■ Data lines:

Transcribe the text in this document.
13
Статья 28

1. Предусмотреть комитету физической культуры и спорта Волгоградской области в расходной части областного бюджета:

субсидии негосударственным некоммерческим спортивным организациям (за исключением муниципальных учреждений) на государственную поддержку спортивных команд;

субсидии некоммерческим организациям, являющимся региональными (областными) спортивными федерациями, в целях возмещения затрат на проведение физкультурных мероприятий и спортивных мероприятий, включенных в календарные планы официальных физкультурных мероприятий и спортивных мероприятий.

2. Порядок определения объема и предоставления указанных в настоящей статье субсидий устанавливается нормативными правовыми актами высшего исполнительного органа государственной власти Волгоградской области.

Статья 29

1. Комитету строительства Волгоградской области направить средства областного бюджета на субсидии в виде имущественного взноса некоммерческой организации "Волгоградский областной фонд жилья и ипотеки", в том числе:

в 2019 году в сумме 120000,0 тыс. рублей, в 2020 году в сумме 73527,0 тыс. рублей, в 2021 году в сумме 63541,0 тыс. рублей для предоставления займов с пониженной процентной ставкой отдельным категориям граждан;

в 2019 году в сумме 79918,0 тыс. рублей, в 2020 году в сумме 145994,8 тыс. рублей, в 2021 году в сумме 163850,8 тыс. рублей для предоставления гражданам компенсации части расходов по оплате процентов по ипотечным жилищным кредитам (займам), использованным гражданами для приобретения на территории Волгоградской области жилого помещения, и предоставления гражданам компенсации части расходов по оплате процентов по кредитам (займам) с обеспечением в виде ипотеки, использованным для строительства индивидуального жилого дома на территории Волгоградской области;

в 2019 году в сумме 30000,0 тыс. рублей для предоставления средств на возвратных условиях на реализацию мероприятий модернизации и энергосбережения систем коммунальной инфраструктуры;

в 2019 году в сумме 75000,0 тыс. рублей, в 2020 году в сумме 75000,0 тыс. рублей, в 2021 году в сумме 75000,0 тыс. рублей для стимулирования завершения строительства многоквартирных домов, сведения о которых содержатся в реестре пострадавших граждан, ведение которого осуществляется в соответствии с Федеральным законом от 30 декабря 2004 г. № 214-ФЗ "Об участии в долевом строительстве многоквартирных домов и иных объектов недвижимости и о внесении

■ Task directions:
Copy all of the material word for word.

■ Answer to the exercise:
Transcribe the text in this document.
13
Статья 28

1. Предусмотреть комитету физической культуры и спорта Волгоградской области в расходной части областного бюджета:

субсидии негосударственным некоммерческим спортивным организациям (за исключением муниципальных учреждений) на государственную поддержку спортивных команд;

субсидии некоммерческим организациям, являющимся региональными (областными) спортивными федерациями, в целях возмещения затрат на проведение физкультурных мероприятий и спортивных мероприятий, включенных в календарные планы официальных физкультурных мероприятий и спортивных мероприятий.

2. Порядок определения объема и предоставления указанных в настоящей статье субсидий устанавливается нормативными правовыми актами высшего исполнительного органа государственной власти Волгоградской области.

Статья 29

1. Комитету строительства Волгоградской области направить средства областного бюджета на субсидии в виде имущественного взноса некоммерческой организации "Волгоградский областной фонд жилья и ипотеки", в том числе:

в 2019 году в сумме 120000,0 тыс. рублей, в 2020 году в сумме 73527,0 тыс. рублей, в 2021 году в сумме 63541,0 тыс. рублей для предоставления займов с пониженной процентной ставкой отдельным категориям граждан;

в 2019 году в сумме 79918,0 тыс. рублей, в 2020 году в сумме 145994,8 тыс. рублей, в 2021 году в сумме 163850,8 тыс. рублей для предоставления гражданам компенсации части расходов по оплате процентов по ипотечным жилищным кредитам (займам), использованным гражданами для приобретения на территории Волгоградской области жилого помещения, и предоставления гражданам компенсации части расходов по оплате процентов по кредитам (займам) с обеспечением в виде ипотеки, использованным для строительства индивидуального жилого дома на территории Волгоградской области;

в 2019 году в сумме 30000,0 тыс. рублей для предоставления средств на возвратных условиях на реализацию мероприятий модернизации и энергосбережения систем коммунальной инфраструктуры;

в 2019 году в сумме 75000,0 тыс. рублей, в 2020 году в сумме 75000,0 тыс. рублей, в 2021 году в сумме 75000,0 тыс. рублей для стимулирования завершения строительства многоквартирных домов, сведения о которых содержатся в реестре пострадавших граждан, ведение которого осуществляется в соответствии с Федеральным законом от 30 декабря 2004 г. № 214-ФЗ "Об участии в долевом строительстве многоквартирных домов и иных объектов недвижимости и о внесении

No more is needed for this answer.